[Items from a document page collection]

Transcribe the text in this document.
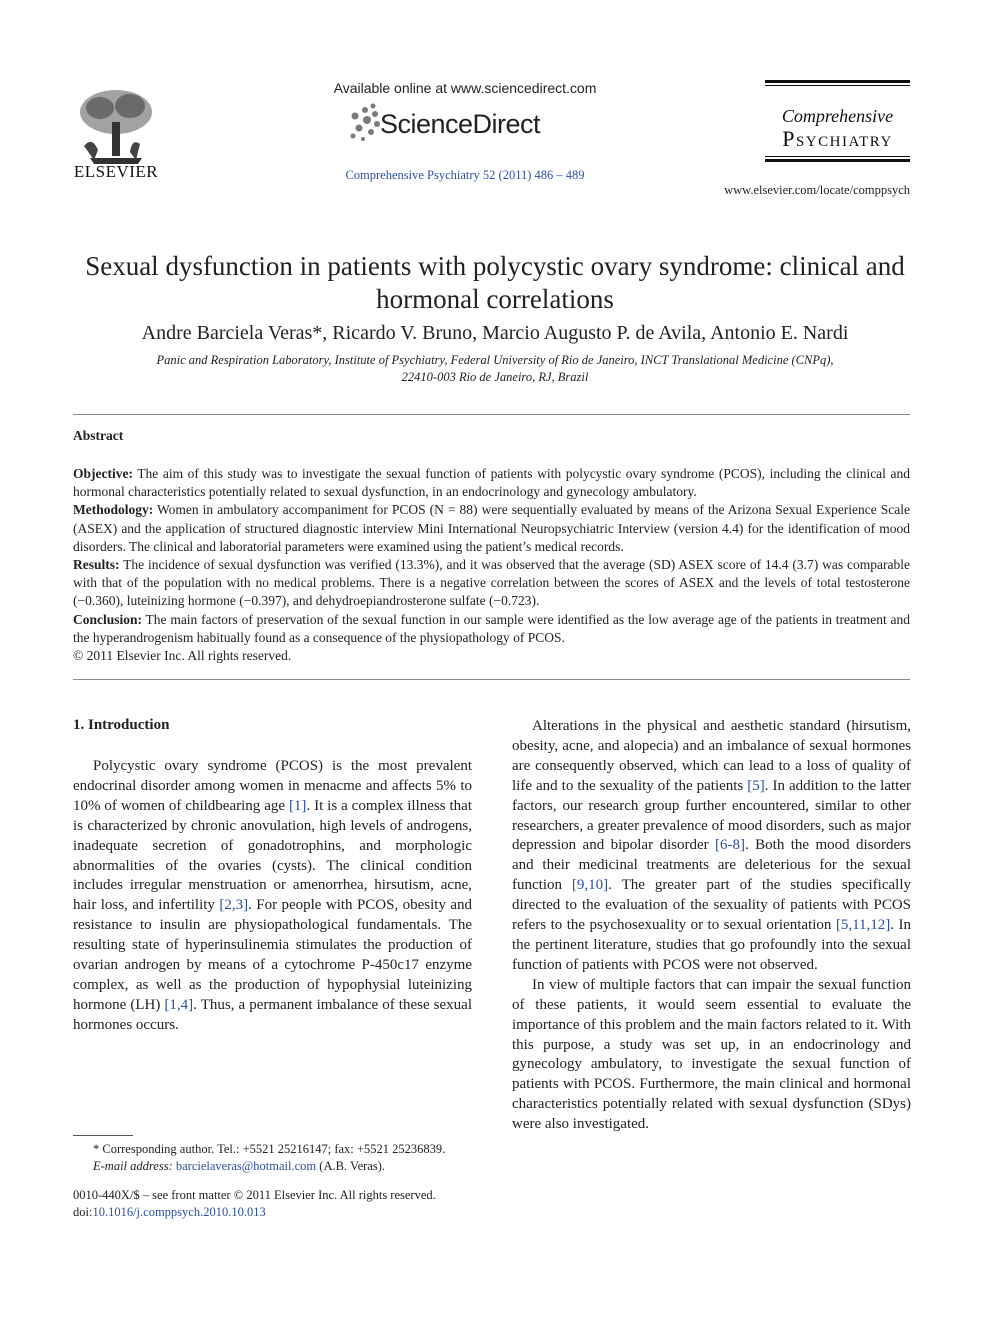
ELSEVIER
Available online at www.sciencedirect.com
ScienceDirect
Comprehensive Psychiatry 52 (2011) 486 – 489
Comprehensive
Psychiatry
www.elsevier.com/locate/comppsych
Sexual dysfunction in patients with polycystic ovary syndrome: clinical and hormonal correlations
Andre Barciela Veras*, Ricardo V. Bruno, Marcio Augusto P. de Avila, Antonio E. Nardi
Panic and Respiration Laboratory, Institute of Psychiatry, Federal University of Rio de Janeiro, INCT Translational Medicine (CNPq),
22410-003 Rio de Janeiro, RJ, Brazil
Abstract

Objective: The aim of this study was to investigate the sexual function of patients with polycystic ovary syndrome (PCOS), including the clinical and hormonal characteristics potentially related to sexual dysfunction, in an endocrinology and gynecology ambulatory.

Methodology: Women in ambulatory accompaniment for PCOS (N = 88) were sequentially evaluated by means of the Arizona Sexual Experience Scale (ASEX) and the application of structured diagnostic interview Mini International Neuropsychiatric Interview (version 4.4) for the identification of mood disorders. The clinical and laboratorial parameters were examined using the patient’s medical records.

Results: The incidence of sexual dysfunction was verified (13.3%), and it was observed that the average (SD) ASEX score of 14.4 (3.7) was comparable with that of the population with no medical problems. There is a negative correlation between the scores of ASEX and the levels of total testosterone (−0.360), luteinizing hormone (−0.397), and dehydroepiandrosterone sulfate (−0.723).

Conclusion: The main factors of preservation of the sexual function in our sample were identified as the low average age of the patients in treatment and the hyperandrogenism habitually found as a consequence of the physiopathology of PCOS.

© 2011 Elsevier Inc. All rights reserved.

1. Introduction

Polycystic ovary syndrome (PCOS) is the most prevalent endocrinal disorder among women in menacme and affects 5% to 10% of women of childbearing age [1]. It is a complex illness that is characterized by chronic anovulation, high levels of androgens, inadequate secretion of gonadotrophins, and morphologic abnormalities of the ovaries (cysts). The clinical condition includes irregular menstruation or amenorrhea, hirsutism, acne, hair loss, and infertility [2,3]. For people with PCOS, obesity and resistance to insulin are physiopathological fundamentals. The resulting state of hyperinsulinemia stimulates the production of ovarian androgen by means of a cytochrome P-450c17 enzyme complex, as well as the production of hypophysial luteinizing hormone (LH) [1,4]. Thus, a permanent imbalance of these sexual hormones occurs.

Alterations in the physical and aesthetic standard (hirsutism, obesity, acne, and alopecia) and an imbalance of sexual hormones are consequently observed, which can lead to a loss of quality of life and to the sexuality of the patients [5]. In addition to the latter factors, our research group further encountered, similar to other researchers, a greater prevalence of mood disorders, such as major depression and bipolar disorder [6-8]. Both the mood disorders and their medicinal treatments are deleterious for the sexual function [9,10]. The greater part of the studies specifically directed to the evaluation of the sexuality of patients with PCOS refers to the psychosexuality or to sexual orientation [5,11,12]. In the pertinent literature, studies that go profoundly into the sexual function of patients with PCOS were not observed.

In view of multiple factors that can impair the sexual function of these patients, it would seem essential to evaluate the importance of this problem and the main factors related to it. With this purpose, a study was set up, in an endocrinology and gynecology ambulatory, to investigate the sexual function of patients with PCOS. Furthermore, the main clinical and hormonal characteristics potentially related with sexual dysfunction (SDys) were also investigated.

* Corresponding author. Tel.: +5521 25216147; fax: +5521 25236839.

E-mail address: barcielaveras@hotmail.com (A.B. Veras).

0010-440X/$ – see front matter © 2011 Elsevier Inc. All rights reserved.

doi:10.1016/j.comppsych.2010.10.013
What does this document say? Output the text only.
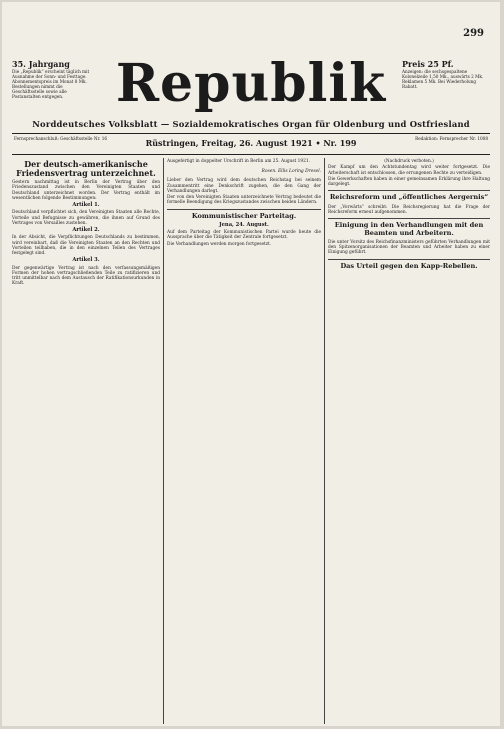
299
35. Jahrgang

Die „Republik“ erscheint täglich mit Ausnahme der Sonn- und Festtage. Abonnementspreis im Monat 8 Mk. Bestellungen nimmt die Geschäftsstelle sowie alle Postanstalten entgegen.	Republik	Preis 25 Pf.

Anzeigen: die sechsgespaltene Kolonelzeile 1,50 Mk., auswärts 2 Mk. Reklamen 5 Mk. Bei Wiederholung Rabatt.

Norddeutsches Volksblatt — Sozialdemokratisches Organ für Oldenburg und Ostfriesland
Fernsprechanschluß: Geschäftsstelle Nr. 16	Rüstringen, Freitag, 26. August 1921 • Nr. 199	Redaktion: Fernsprecher Nr. 1008
Der deutsch-amerikanische Friedensvertrag unterzeichnet.

Gestern nachmittag ist in Berlin der Vertrag über den Friedenszustand zwischen den Vereinigten Staaten und Deutschland unterzeichnet worden. Der Vertrag enthält im wesentlichen folgende Bestimmungen:

Artikel 1.

Deutschland verpflichtet sich, den Vereinigten Staaten alle Rechte, Vorteile und Befugnisse zu gewähren, die ihnen auf Grund des Vertrages von Versailles zustehen.

Artikel 2.

In der Absicht, die Verpflichtungen Deutschlands zu bestimmen, wird vereinbart, daß die Vereinigten Staaten an den Rechten und Vorteilen teilhaben, die in den einzelnen Teilen des Vertrages festgelegt sind.

Artikel 3.

Der gegenwärtige Vertrag ist nach den verfassungsmäßigen Formen der hohen vertragschließenden Teile zu ratifizieren und tritt unmittelbar nach dem Austausch der Ratifikationsurkunden in Kraft.

Ausgefertigt in doppelter Urschrift in Berlin am 25. August 1921.

Rosen. Ellis Loring Dresel.

Lieber den Vertrag wird dem deutschen Reichstag bei seinem Zusammentritt eine Denkschrift zugehen, die den Gang der Verhandlungen darlegt.

Der von den Vereinigten Staaten unterzeichnete Vertrag bedeutet die formelle Beendigung des Kriegszustandes zwischen beiden Ländern.

Kommunistischer Parteitag.
Jena, 24. August.

Auf dem Parteitag der Kommunistischen Partei wurde heute die Aussprache über die Tätigkeit der Zentrale fortgesetzt.

Die Verhandlungen werden morgen fortgesetzt.

(Nachdruck verboten.)

Der Kampf um den Achtstundentag wird weiter fortgesetzt. Die Arbeiterschaft ist entschlossen, die errungenen Rechte zu verteidigen.

Die Gewerkschaften haben in einer gemeinsamen Erklärung ihre Haltung dargelegt.

Reichsreform und „öffentliches Aergernis“

Der „Vorwärts“ schreibt: Die Reichsregierung hat die Frage der Reichsreform erneut aufgenommen.

Einigung in den Verhandlungen mit den Beamten und Arbeitern.

Die unter Vorsitz des Reichsfinanzministers geführten Verhandlungen mit den Spitzenorganisationen der Beamten und Arbeiter haben zu einer Einigung geführt.

Das Urteil gegen den Kapp-Rebellen.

Task description: Every line above carrying the word "disorders" needs to be shown.

Answer section:
Methodology: Women in ambulatory accompaniment for PCOS (N = 88) were sequentially evaluated by means of the Arizona Sexual Experience Scale (ASEX) and the application of structured diagnostic interview Mini International Neuropsychiatric Interview (version 4.4) for the identification of mood disorders. The clinical and laboratorial parameters were examined using the patient’s medical records.
Alterations in the physical and aesthetic standard (hirsutism, obesity, acne, and alopecia) and an imbalance of sexual hormones are consequently observed, which can lead to a loss of quality of life and to the sexuality of the patients [5]. In addition to the latter factors, our research group further encountered, similar to other researchers, a greater prevalence of mood disorders, such as major depression and bipolar disorder [6-8]. Both the mood disorders and their medicinal treatments are deleterious for the sexual function [9,10]. The greater part of the studies specifically directed to the evaluation of the sexuality of patients with PCOS refers to the psychosexuality or to sexual orientation [5,11,12]. In the pertinent literature, studies that go profoundly into the sexual function of patients with PCOS were not observed.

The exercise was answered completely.